- [EXTRACTED DATA]
* * * * * * * * *

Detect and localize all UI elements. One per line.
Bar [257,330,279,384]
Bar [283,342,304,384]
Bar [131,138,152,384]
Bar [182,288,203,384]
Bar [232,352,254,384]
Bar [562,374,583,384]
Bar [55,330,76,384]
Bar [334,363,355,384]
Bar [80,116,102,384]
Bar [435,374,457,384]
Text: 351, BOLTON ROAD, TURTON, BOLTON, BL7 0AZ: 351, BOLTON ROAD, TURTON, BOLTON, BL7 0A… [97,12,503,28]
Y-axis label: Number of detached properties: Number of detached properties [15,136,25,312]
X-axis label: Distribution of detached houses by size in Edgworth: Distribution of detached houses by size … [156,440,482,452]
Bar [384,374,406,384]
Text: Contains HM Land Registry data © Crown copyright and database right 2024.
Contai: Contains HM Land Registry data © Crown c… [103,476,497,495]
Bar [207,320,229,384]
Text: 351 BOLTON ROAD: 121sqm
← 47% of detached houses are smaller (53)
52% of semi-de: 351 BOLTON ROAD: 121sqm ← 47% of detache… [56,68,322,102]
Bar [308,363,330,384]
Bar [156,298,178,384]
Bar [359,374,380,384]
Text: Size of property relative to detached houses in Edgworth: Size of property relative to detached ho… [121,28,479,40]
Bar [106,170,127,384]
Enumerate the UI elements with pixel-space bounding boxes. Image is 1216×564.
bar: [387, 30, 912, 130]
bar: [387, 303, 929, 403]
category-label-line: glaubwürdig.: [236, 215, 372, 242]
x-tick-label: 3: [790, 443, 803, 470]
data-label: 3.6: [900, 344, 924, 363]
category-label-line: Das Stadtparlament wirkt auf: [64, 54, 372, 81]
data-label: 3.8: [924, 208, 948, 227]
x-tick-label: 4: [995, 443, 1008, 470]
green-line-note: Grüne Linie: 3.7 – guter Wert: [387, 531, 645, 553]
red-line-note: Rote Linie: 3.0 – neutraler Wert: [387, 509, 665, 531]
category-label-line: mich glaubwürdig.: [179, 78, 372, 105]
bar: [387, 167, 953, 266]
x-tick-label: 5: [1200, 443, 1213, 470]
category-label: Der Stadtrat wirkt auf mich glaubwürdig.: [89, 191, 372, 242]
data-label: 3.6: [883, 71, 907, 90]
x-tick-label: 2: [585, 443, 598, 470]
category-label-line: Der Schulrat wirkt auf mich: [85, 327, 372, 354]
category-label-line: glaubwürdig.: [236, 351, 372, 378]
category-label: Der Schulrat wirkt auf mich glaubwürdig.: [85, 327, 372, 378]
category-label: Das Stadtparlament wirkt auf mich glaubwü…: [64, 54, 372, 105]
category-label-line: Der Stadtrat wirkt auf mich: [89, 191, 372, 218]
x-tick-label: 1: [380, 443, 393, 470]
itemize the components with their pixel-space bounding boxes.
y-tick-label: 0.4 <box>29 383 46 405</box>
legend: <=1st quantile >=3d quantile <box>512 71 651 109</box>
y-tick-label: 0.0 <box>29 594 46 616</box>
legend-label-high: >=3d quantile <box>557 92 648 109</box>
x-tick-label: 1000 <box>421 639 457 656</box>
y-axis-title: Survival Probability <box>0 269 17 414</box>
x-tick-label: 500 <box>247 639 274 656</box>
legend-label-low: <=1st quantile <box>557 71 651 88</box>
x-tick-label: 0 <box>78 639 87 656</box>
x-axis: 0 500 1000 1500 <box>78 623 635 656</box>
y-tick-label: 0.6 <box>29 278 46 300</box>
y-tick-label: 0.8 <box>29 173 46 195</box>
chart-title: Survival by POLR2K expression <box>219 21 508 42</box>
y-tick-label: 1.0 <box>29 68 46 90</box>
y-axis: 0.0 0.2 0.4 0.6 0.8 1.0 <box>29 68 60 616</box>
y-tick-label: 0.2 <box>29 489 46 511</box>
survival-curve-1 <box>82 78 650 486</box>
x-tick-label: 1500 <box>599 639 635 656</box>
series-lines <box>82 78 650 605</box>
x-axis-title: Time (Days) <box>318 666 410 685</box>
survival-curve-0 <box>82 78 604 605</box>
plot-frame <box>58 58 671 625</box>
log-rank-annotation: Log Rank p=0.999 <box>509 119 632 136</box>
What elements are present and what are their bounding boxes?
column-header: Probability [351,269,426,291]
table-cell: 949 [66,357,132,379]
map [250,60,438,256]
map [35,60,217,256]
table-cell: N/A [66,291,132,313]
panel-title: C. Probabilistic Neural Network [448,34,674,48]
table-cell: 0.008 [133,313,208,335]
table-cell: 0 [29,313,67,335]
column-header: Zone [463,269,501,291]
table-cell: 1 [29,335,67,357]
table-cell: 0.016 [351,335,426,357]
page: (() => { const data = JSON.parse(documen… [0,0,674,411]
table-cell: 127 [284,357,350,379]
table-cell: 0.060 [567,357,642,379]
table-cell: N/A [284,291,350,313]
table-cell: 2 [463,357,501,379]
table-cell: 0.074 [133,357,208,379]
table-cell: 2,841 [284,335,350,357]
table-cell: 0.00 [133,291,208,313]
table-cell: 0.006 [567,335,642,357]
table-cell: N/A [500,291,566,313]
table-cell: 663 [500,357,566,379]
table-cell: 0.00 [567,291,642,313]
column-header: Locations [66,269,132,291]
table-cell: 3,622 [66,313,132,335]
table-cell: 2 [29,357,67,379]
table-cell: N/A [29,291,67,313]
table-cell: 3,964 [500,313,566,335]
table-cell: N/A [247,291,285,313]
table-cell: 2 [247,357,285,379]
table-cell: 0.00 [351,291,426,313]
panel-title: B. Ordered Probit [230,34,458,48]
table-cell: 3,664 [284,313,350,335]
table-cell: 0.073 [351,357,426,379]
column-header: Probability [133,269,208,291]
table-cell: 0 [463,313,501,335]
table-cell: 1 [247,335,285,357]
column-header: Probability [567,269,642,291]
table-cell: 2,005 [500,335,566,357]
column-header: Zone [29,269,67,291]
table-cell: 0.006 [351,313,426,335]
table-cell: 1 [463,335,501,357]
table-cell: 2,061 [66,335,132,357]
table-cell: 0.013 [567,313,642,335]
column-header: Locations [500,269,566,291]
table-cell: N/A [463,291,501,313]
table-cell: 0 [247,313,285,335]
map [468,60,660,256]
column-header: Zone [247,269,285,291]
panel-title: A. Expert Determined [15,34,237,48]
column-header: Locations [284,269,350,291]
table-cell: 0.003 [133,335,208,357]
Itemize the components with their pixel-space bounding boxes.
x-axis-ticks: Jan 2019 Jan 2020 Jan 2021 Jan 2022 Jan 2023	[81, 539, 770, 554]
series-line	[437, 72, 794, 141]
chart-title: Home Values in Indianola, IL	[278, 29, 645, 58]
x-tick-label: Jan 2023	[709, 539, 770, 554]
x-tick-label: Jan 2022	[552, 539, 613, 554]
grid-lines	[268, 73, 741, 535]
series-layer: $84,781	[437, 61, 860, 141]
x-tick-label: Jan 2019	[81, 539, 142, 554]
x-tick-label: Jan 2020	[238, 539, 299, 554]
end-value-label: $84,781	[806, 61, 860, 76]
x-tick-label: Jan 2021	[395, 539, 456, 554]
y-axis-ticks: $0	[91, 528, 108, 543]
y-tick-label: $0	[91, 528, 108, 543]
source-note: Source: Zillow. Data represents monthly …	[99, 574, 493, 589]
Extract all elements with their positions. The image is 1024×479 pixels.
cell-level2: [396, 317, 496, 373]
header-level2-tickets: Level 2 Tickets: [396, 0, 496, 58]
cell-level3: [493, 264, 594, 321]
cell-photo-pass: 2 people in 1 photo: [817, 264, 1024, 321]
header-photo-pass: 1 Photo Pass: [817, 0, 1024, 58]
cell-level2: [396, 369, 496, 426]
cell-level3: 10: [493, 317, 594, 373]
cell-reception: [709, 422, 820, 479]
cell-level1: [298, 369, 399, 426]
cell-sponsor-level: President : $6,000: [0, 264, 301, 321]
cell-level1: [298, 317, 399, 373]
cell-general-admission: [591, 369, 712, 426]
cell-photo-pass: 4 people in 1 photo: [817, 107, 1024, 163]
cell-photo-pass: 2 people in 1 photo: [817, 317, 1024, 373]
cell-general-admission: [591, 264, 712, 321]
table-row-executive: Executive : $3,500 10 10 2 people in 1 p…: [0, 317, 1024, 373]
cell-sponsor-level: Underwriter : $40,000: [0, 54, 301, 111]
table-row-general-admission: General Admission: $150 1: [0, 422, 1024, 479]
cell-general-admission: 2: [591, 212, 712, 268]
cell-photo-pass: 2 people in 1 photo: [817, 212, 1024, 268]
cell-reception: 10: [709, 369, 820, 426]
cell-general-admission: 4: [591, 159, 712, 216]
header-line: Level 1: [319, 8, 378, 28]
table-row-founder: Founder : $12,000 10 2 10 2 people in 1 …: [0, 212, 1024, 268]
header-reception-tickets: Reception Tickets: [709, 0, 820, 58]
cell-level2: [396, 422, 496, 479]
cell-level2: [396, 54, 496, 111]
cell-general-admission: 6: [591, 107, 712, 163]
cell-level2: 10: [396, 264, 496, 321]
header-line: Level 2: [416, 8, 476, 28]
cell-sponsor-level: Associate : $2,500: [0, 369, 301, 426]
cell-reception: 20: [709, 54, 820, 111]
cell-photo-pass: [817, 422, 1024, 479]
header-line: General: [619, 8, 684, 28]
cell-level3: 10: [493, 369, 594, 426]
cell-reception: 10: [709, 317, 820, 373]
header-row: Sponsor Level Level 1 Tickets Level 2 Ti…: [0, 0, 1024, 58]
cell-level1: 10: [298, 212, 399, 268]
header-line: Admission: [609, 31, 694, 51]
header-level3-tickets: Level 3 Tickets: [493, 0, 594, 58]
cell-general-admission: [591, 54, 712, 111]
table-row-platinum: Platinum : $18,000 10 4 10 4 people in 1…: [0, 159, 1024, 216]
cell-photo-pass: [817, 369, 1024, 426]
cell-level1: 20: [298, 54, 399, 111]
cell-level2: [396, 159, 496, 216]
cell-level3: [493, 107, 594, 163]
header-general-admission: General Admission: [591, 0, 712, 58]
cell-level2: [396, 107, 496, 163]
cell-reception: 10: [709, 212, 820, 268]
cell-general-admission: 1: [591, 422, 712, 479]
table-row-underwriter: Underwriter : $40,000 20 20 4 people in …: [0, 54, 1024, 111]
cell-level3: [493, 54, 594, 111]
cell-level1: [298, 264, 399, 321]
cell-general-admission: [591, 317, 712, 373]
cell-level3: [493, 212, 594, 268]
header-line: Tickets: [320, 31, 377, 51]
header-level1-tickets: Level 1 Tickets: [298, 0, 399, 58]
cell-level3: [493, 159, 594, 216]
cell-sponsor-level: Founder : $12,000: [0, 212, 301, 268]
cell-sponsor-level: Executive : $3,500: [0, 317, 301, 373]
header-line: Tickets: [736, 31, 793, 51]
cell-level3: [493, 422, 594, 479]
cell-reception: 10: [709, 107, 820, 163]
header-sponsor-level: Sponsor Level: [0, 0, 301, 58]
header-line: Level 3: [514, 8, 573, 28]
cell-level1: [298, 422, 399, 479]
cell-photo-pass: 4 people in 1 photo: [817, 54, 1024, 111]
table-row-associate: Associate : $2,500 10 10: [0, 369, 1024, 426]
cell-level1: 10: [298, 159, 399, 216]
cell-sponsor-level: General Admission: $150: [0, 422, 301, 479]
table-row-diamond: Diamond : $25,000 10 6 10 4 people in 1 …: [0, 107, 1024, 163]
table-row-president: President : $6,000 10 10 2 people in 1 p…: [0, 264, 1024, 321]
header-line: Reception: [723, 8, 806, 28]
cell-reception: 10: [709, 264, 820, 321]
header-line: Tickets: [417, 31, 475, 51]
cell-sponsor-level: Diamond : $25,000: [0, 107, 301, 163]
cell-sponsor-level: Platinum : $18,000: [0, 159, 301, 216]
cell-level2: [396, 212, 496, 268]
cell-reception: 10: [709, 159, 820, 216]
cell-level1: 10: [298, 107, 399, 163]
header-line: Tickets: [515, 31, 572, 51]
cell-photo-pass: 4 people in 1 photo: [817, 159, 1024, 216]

* * * * * * * * *

- [EXERCISE OBJECTIVE]
Copy the records word for word from their first line through the line containing "Bar [384,374,406,384]", including that line.

- [RIGHT ANSWER]
Detect and localize all UI elements. One per line.
Bar [257,330,279,384]
Bar [283,342,304,384]
Bar [131,138,152,384]
Bar [182,288,203,384]
Bar [232,352,254,384]
Bar [562,374,583,384]
Bar [55,330,76,384]
Bar [334,363,355,384]
Bar [80,116,102,384]
Bar [435,374,457,384]
Text: 351, BOLTON ROAD, TURTON, BOLTON, BL7 0AZ: 351, BOLTON ROAD, TURTON, BOLTON, BL7 0A… [97,12,503,28]
Y-axis label: Number of detached properties: Number of detached properties [15,136,25,312]
X-axis label: Distribution of detached houses by size in Edgworth: Distribution of detached houses by size … [156,440,482,452]
Bar [384,374,406,384]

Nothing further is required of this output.